- WHAT IS NEEDED: Make an exact copy of the records, dropping all pictures.

## START DATASET RECORDS

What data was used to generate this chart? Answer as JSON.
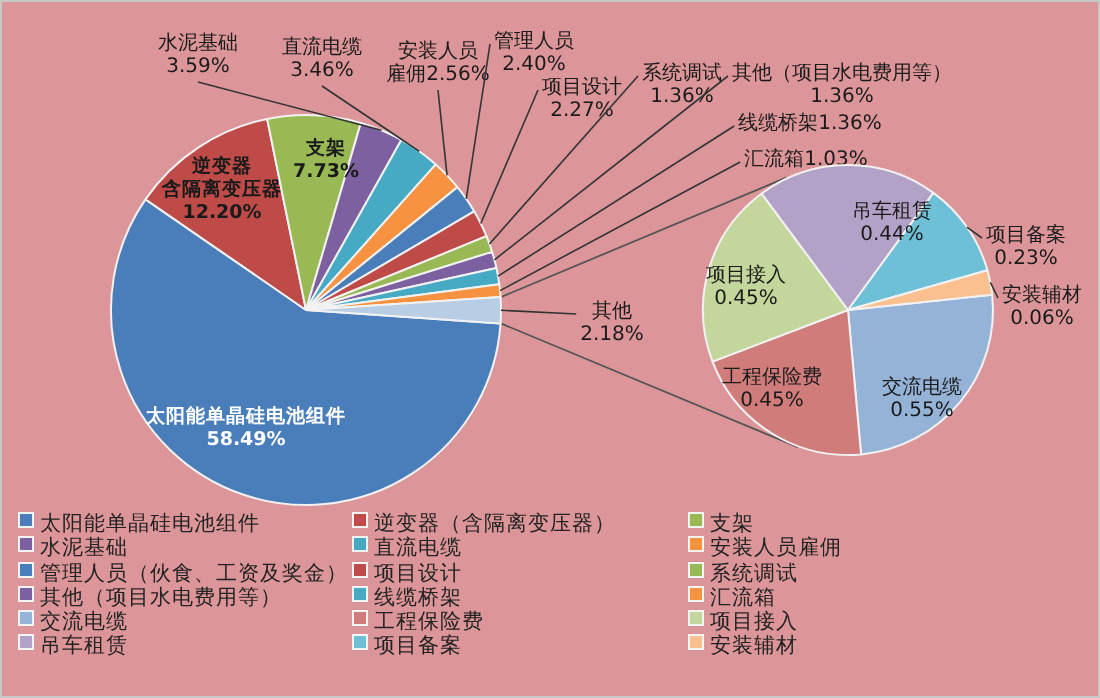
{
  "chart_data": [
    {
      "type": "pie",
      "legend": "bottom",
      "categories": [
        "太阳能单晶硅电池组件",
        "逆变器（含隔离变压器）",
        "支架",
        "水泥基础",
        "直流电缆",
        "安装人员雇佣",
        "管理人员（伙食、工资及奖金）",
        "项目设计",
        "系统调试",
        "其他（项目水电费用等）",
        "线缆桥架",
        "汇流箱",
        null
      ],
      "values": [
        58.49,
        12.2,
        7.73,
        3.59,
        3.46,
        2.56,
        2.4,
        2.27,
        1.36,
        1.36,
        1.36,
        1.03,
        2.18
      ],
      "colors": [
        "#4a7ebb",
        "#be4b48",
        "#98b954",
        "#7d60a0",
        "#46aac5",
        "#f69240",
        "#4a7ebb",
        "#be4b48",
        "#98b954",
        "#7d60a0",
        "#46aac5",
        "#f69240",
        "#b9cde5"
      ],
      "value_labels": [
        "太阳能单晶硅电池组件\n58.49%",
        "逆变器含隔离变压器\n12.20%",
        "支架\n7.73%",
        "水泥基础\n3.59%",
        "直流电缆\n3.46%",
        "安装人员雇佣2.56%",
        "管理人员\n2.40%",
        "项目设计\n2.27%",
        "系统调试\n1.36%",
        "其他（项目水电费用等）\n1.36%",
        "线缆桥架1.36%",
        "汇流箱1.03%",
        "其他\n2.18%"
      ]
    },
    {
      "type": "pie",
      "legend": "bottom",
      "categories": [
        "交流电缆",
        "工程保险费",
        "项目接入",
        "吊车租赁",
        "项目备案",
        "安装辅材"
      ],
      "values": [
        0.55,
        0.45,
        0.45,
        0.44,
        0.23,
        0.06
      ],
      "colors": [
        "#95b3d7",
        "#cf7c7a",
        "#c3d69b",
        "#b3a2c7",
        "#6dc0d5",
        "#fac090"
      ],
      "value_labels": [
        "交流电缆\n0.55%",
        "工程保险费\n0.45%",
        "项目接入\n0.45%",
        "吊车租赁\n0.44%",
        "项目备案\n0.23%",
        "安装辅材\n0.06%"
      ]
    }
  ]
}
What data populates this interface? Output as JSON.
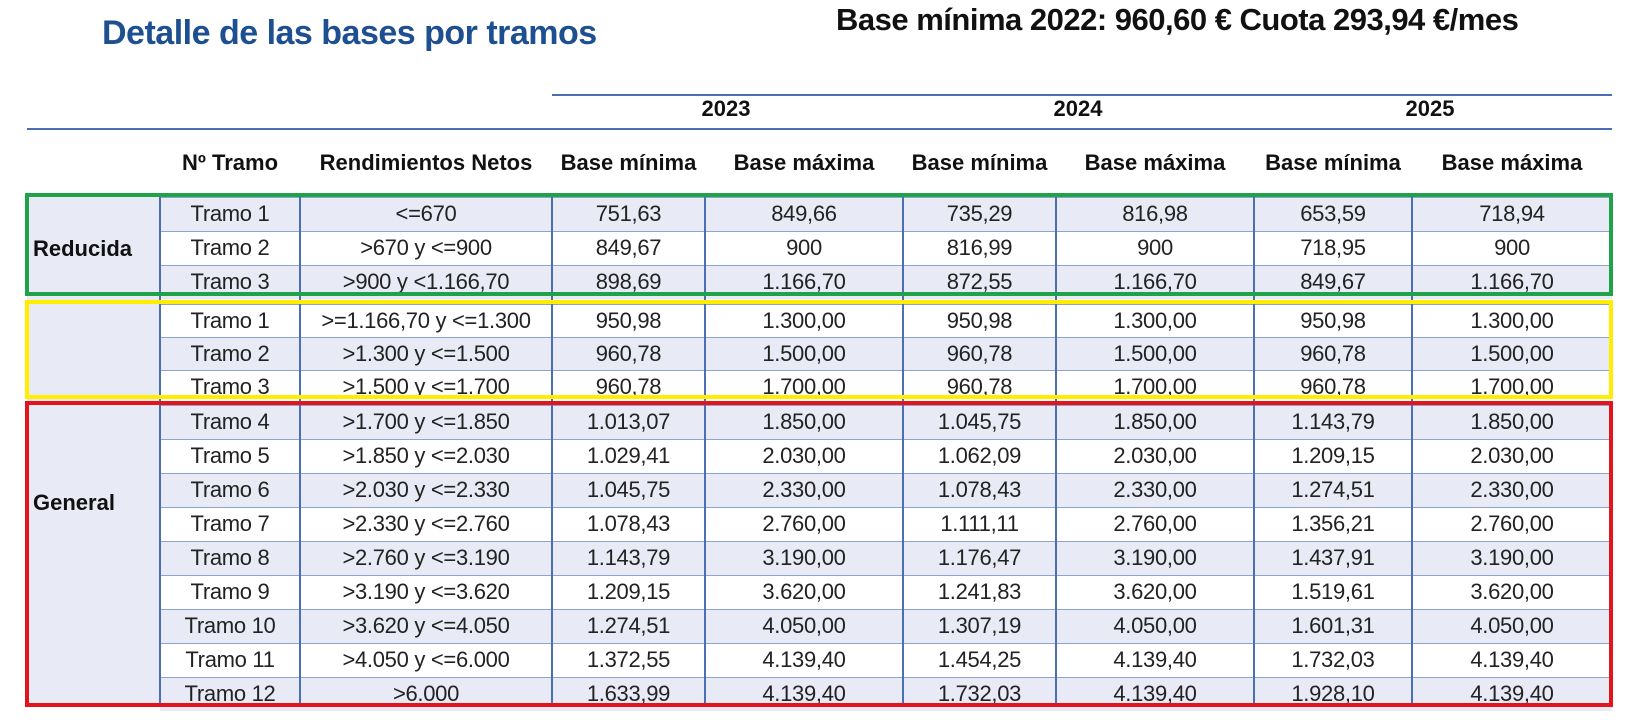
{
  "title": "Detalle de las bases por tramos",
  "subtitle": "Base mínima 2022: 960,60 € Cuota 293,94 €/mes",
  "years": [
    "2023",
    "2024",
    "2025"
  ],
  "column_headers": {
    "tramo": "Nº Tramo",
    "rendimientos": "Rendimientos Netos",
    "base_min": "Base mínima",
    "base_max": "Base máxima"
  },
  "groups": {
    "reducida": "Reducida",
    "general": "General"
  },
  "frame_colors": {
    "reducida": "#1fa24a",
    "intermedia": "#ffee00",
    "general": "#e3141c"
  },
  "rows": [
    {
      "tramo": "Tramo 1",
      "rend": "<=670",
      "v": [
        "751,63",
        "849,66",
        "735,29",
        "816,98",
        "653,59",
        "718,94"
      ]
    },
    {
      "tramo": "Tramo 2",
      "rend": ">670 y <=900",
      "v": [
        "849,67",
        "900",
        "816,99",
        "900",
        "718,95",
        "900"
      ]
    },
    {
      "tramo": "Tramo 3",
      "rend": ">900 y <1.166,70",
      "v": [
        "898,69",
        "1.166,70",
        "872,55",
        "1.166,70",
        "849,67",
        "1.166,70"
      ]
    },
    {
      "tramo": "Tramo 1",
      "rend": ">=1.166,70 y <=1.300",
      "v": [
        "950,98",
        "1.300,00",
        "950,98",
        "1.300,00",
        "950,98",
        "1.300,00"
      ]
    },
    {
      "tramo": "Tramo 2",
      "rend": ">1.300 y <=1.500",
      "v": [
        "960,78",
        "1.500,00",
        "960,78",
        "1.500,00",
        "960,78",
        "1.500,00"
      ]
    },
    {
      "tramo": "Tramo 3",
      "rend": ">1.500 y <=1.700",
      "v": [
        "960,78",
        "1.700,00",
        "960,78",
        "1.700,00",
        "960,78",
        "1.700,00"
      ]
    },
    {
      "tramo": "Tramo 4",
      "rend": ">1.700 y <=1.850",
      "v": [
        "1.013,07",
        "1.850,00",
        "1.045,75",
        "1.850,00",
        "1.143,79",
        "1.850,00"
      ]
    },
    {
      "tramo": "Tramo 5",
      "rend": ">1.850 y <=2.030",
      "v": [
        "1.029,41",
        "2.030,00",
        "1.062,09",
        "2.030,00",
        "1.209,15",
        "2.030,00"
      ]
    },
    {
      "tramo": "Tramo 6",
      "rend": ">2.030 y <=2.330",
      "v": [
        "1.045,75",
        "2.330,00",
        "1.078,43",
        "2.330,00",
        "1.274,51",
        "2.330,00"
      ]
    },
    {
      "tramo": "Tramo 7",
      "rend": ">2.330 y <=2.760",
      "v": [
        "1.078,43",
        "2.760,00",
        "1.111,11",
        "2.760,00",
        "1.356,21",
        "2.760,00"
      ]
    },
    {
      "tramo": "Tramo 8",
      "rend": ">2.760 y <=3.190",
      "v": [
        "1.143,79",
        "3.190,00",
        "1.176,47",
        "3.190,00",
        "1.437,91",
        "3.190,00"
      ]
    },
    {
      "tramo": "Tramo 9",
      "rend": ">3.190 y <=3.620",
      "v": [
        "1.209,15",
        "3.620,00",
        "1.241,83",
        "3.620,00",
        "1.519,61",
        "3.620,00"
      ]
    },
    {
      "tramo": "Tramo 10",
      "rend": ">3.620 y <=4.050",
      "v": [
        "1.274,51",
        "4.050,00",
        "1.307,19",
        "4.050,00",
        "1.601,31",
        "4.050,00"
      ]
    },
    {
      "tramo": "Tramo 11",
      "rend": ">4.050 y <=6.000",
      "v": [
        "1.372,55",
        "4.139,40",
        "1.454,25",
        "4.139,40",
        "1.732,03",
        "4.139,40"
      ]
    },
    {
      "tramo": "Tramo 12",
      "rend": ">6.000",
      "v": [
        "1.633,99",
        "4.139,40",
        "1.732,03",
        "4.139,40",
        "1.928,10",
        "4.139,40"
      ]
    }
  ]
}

## END DATASET RECORDS

- EXERCISE SOLUTION:
What data was used to generate this chart? Answer as JSON.
{
  "chart_data": [
    {
      "type": "pie",
      "legend": "bottom",
      "categories": [
        "太阳能单晶硅电池组件",
        "逆变器（含隔离变压器）",
        "支架",
        "水泥基础",
        "直流电缆",
        "安装人员雇佣",
        "管理人员（伙食、工资及奖金）",
        "项目设计",
        "系统调试",
        "其他（项目水电费用等）",
        "线缆桥架",
        "汇流箱",
        null
      ],
      "values": [
        58.49,
        12.2,
        7.73,
        3.59,
        3.46,
        2.56,
        2.4,
        2.27,
        1.36,
        1.36,
        1.36,
        1.03,
        2.18
      ],
      "colors": [
        "#4a7ebb",
        "#be4b48",
        "#98b954",
        "#7d60a0",
        "#46aac5",
        "#f69240",
        "#4a7ebb",
        "#be4b48",
        "#98b954",
        "#7d60a0",
        "#46aac5",
        "#f69240",
        "#b9cde5"
      ],
      "value_labels": [
        "太阳能单晶硅电池组件\n58.49%",
        "逆变器含隔离变压器\n12.20%",
        "支架\n7.73%",
        "水泥基础\n3.59%",
        "直流电缆\n3.46%",
        "安装人员雇佣2.56%",
        "管理人员\n2.40%",
        "项目设计\n2.27%",
        "系统调试\n1.36%",
        "其他（项目水电费用等）\n1.36%",
        "线缆桥架1.36%",
        "汇流箱1.03%",
        "其他\n2.18%"
      ]
    },
    {
      "type": "pie",
      "legend": "bottom",
      "categories": [
        "交流电缆",
        "工程保险费",
        "项目接入",
        "吊车租赁",
        "项目备案",
        "安装辅材"
      ],
      "values": [
        0.55,
        0.45,
        0.45,
        0.44,
        0.23,
        0.06
      ],
      "colors": [
        "#95b3d7",
        "#cf7c7a",
        "#c3d69b",
        "#b3a2c7",
        "#6dc0d5",
        "#fac090"
      ],
      "value_labels": [
        "交流电缆\n0.55%",
        "工程保险费\n0.45%",
        "项目接入\n0.45%",
        "吊车租赁\n0.44%",
        "项目备案\n0.23%",
        "安装辅材\n0.06%"
      ]
    }
  ]
}
What data populates this interface? Output as JSON.
{
  "title": "Detalle de las bases por tramos",
  "subtitle": "Base mínima 2022: 960,60 € Cuota 293,94 €/mes",
  "years": [
    "2023",
    "2024",
    "2025"
  ],
  "column_headers": {
    "tramo": "Nº Tramo",
    "rendimientos": "Rendimientos Netos",
    "base_min": "Base mínima",
    "base_max": "Base máxima"
  },
  "groups": {
    "reducida": "Reducida",
    "general": "General"
  },
  "frame_colors": {
    "reducida": "#1fa24a",
    "intermedia": "#ffee00",
    "general": "#e3141c"
  },
  "rows": [
    {
      "tramo": "Tramo 1",
      "rend": "<=670",
      "v": [
        "751,63",
        "849,66",
        "735,29",
        "816,98",
        "653,59",
        "718,94"
      ]
    },
    {
      "tramo": "Tramo 2",
      "rend": ">670 y <=900",
      "v": [
        "849,67",
        "900",
        "816,99",
        "900",
        "718,95",
        "900"
      ]
    },
    {
      "tramo": "Tramo 3",
      "rend": ">900 y <1.166,70",
      "v": [
        "898,69",
        "1.166,70",
        "872,55",
        "1.166,70",
        "849,67",
        "1.166,70"
      ]
    },
    {
      "tramo": "Tramo 1",
      "rend": ">=1.166,70 y <=1.300",
      "v": [
        "950,98",
        "1.300,00",
        "950,98",
        "1.300,00",
        "950,98",
        "1.300,00"
      ]
    },
    {
      "tramo": "Tramo 2",
      "rend": ">1.300 y <=1.500",
      "v": [
        "960,78",
        "1.500,00",
        "960,78",
        "1.500,00",
        "960,78",
        "1.500,00"
      ]
    },
    {
      "tramo": "Tramo 3",
      "rend": ">1.500 y <=1.700",
      "v": [
        "960,78",
        "1.700,00",
        "960,78",
        "1.700,00",
        "960,78",
        "1.700,00"
      ]
    },
    {
      "tramo": "Tramo 4",
      "rend": ">1.700 y <=1.850",
      "v": [
        "1.013,07",
        "1.850,00",
        "1.045,75",
        "1.850,00",
        "1.143,79",
        "1.850,00"
      ]
    },
    {
      "tramo": "Tramo 5",
      "rend": ">1.850 y <=2.030",
      "v": [
        "1.029,41",
        "2.030,00",
        "1.062,09",
        "2.030,00",
        "1.209,15",
        "2.030,00"
      ]
    },
    {
      "tramo": "Tramo 6",
      "rend": ">2.030 y <=2.330",
      "v": [
        "1.045,75",
        "2.330,00",
        "1.078,43",
        "2.330,00",
        "1.274,51",
        "2.330,00"
      ]
    },
    {
      "tramo": "Tramo 7",
      "rend": ">2.330 y <=2.760",
      "v": [
        "1.078,43",
        "2.760,00",
        "1.111,11",
        "2.760,00",
        "1.356,21",
        "2.760,00"
      ]
    },
    {
      "tramo": "Tramo 8",
      "rend": ">2.760 y <=3.190",
      "v": [
        "1.143,79",
        "3.190,00",
        "1.176,47",
        "3.190,00",
        "1.437,91",
        "3.190,00"
      ]
    },
    {
      "tramo": "Tramo 9",
      "rend": ">3.190 y <=3.620",
      "v": [
        "1.209,15",
        "3.620,00",
        "1.241,83",
        "3.620,00",
        "1.519,61",
        "3.620,00"
      ]
    },
    {
      "tramo": "Tramo 10",
      "rend": ">3.620 y <=4.050",
      "v": [
        "1.274,51",
        "4.050,00",
        "1.307,19",
        "4.050,00",
        "1.601,31",
        "4.050,00"
      ]
    },
    {
      "tramo": "Tramo 11",
      "rend": ">4.050 y <=6.000",
      "v": [
        "1.372,55",
        "4.139,40",
        "1.454,25",
        "4.139,40",
        "1.732,03",
        "4.139,40"
      ]
    },
    {
      "tramo": "Tramo 12",
      "rend": ">6.000",
      "v": [
        "1.633,99",
        "4.139,40",
        "1.732,03",
        "4.139,40",
        "1.928,10",
        "4.139,40"
      ]
    }
  ]
}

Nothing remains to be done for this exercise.